_WHAT THE TASK REQUIRES_. Only the number is wanted: how many lines hold the word "converter"?

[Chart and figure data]

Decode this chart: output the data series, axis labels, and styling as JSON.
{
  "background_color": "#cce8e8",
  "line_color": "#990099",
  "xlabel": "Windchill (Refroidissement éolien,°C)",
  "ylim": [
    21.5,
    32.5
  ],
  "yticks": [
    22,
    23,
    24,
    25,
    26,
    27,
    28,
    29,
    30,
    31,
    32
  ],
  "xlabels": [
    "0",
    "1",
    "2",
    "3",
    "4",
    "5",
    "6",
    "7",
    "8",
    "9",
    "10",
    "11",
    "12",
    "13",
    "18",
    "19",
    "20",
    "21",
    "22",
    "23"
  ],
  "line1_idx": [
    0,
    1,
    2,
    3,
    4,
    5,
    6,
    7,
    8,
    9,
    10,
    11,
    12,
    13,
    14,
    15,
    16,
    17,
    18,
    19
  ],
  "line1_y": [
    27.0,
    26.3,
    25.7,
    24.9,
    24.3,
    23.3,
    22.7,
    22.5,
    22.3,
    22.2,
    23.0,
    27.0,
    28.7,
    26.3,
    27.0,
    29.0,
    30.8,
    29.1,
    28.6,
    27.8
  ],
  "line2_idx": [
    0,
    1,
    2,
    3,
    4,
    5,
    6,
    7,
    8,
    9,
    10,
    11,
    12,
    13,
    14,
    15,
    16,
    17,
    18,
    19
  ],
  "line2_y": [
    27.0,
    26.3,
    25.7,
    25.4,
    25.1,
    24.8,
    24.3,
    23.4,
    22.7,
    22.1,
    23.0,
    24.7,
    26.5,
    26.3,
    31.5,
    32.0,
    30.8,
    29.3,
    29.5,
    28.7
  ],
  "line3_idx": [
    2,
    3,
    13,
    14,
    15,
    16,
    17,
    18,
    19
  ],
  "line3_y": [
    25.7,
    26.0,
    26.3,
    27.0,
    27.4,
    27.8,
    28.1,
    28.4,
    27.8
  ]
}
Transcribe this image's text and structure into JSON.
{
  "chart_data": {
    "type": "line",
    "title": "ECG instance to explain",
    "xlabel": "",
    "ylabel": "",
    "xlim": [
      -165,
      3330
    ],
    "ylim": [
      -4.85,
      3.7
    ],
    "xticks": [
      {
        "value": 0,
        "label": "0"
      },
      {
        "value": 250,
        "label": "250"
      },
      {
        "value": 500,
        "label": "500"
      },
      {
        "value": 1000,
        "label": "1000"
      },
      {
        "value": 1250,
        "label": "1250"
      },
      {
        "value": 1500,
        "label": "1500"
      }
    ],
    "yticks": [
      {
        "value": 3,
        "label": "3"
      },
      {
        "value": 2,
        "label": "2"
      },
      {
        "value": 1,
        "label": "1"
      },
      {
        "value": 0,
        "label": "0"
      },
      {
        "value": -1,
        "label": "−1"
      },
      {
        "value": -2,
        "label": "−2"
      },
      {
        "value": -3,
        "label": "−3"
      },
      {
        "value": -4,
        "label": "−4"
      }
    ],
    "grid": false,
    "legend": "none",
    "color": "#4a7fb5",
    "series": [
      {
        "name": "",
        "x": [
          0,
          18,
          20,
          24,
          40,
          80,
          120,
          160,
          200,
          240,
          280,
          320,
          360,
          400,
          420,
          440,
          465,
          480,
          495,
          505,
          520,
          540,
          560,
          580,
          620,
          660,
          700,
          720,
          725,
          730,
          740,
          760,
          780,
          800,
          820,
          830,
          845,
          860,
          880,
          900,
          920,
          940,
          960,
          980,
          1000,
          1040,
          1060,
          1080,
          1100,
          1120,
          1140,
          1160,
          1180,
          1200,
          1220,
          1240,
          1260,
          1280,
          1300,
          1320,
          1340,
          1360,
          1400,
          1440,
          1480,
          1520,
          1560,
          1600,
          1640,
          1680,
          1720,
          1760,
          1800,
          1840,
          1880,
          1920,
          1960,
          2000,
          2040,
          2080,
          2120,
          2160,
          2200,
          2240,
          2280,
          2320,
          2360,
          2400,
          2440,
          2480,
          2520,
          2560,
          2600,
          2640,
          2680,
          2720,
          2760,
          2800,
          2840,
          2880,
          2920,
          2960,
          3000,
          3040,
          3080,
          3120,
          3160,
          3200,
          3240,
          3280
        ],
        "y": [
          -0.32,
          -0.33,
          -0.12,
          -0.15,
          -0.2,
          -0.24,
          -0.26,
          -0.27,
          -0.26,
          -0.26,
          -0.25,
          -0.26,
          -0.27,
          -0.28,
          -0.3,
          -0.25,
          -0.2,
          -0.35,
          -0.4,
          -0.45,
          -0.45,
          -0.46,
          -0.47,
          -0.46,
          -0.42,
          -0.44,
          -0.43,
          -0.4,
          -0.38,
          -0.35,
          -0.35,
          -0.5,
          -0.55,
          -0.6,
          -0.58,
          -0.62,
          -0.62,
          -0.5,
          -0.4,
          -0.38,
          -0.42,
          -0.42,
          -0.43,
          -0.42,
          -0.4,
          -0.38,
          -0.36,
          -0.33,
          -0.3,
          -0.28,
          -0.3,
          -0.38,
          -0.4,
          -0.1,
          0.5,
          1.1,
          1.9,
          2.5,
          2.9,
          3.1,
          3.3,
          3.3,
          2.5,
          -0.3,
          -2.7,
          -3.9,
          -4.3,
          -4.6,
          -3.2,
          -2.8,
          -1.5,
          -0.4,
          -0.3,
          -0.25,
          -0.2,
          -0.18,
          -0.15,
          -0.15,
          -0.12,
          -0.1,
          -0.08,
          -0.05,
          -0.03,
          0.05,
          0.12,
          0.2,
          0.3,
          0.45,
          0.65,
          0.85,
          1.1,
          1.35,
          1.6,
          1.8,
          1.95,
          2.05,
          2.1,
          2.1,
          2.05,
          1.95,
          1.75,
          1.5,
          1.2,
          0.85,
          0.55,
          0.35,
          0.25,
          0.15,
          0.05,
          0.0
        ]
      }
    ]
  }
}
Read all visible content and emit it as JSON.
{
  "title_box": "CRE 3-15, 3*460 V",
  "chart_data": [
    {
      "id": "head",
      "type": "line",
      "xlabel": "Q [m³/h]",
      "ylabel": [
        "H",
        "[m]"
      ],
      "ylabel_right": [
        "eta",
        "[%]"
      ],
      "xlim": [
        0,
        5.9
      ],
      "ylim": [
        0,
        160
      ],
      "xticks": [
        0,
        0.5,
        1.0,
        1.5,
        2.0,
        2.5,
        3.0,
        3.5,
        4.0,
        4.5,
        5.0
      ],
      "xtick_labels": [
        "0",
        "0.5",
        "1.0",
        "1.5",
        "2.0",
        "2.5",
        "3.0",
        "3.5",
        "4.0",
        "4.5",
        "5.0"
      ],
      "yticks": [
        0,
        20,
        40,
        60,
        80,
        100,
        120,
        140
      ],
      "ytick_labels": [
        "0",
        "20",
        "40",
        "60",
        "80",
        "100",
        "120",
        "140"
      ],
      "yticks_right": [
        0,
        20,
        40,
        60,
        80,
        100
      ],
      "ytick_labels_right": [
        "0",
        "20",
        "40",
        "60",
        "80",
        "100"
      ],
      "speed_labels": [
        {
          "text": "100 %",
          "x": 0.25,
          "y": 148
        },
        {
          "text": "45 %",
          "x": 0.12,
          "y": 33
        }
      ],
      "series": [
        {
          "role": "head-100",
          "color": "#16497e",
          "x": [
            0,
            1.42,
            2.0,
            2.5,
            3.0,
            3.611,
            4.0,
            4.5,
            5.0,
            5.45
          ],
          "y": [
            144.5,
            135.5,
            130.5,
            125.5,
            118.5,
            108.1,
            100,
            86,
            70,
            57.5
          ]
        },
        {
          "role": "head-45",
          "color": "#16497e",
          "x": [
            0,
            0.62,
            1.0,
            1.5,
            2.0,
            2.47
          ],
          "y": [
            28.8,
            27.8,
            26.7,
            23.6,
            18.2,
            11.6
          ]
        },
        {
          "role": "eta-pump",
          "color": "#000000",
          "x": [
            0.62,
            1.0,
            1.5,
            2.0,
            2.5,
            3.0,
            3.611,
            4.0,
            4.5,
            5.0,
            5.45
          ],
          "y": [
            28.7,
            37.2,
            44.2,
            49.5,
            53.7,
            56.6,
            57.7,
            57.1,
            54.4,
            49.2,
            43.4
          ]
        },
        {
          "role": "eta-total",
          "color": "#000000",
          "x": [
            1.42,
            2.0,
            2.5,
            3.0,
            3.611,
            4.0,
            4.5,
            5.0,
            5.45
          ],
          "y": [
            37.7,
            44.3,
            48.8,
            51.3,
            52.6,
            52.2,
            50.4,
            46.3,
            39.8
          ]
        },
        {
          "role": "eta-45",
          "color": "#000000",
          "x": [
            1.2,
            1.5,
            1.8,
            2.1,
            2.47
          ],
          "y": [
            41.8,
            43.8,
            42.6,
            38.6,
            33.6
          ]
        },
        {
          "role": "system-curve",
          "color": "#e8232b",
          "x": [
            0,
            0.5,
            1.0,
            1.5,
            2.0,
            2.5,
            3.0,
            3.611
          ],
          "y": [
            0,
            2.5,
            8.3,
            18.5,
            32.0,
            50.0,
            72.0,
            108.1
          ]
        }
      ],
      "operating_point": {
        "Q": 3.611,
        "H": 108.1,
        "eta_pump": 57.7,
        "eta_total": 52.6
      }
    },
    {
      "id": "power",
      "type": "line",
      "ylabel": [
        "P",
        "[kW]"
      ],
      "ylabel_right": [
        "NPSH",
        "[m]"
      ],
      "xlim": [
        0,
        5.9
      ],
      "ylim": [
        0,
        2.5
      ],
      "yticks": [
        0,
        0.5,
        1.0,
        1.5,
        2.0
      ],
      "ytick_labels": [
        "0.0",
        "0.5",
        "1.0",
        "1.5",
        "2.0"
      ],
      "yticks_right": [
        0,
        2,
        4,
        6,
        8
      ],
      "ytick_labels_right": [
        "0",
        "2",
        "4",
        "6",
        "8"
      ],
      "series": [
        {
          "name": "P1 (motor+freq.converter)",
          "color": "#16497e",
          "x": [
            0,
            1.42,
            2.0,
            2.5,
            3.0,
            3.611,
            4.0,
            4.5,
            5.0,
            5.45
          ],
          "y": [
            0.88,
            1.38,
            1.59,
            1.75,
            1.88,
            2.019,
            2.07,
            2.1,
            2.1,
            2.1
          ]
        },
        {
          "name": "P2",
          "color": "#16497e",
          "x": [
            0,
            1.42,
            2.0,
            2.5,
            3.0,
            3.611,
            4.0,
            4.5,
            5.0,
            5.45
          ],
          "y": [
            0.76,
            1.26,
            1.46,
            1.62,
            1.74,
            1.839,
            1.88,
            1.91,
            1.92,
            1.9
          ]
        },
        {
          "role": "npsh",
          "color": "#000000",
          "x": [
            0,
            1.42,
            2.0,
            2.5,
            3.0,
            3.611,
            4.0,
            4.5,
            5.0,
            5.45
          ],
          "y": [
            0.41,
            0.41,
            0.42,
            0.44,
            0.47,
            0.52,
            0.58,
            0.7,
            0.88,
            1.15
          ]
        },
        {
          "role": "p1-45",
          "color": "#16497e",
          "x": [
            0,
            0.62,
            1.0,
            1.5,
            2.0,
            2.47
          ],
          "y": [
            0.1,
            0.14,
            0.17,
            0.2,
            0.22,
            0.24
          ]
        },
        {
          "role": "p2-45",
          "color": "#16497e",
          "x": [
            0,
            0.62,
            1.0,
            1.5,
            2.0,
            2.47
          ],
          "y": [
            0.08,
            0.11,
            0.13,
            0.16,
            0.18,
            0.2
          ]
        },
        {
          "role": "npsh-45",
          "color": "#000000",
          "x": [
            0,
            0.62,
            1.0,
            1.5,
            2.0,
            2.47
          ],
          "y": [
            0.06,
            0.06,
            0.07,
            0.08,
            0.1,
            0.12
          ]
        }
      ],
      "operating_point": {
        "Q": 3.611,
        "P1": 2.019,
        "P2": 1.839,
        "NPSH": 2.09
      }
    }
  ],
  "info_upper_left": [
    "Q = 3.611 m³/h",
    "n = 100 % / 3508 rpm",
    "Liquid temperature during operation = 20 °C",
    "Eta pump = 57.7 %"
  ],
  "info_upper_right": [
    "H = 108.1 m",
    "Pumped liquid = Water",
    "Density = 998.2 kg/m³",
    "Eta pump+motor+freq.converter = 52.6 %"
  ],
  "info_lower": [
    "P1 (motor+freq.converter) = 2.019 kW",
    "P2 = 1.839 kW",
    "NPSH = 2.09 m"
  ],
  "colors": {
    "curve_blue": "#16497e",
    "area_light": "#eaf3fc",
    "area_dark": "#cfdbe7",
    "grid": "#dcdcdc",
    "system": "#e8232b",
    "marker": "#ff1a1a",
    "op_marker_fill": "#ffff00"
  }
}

_RESPONSE_. 3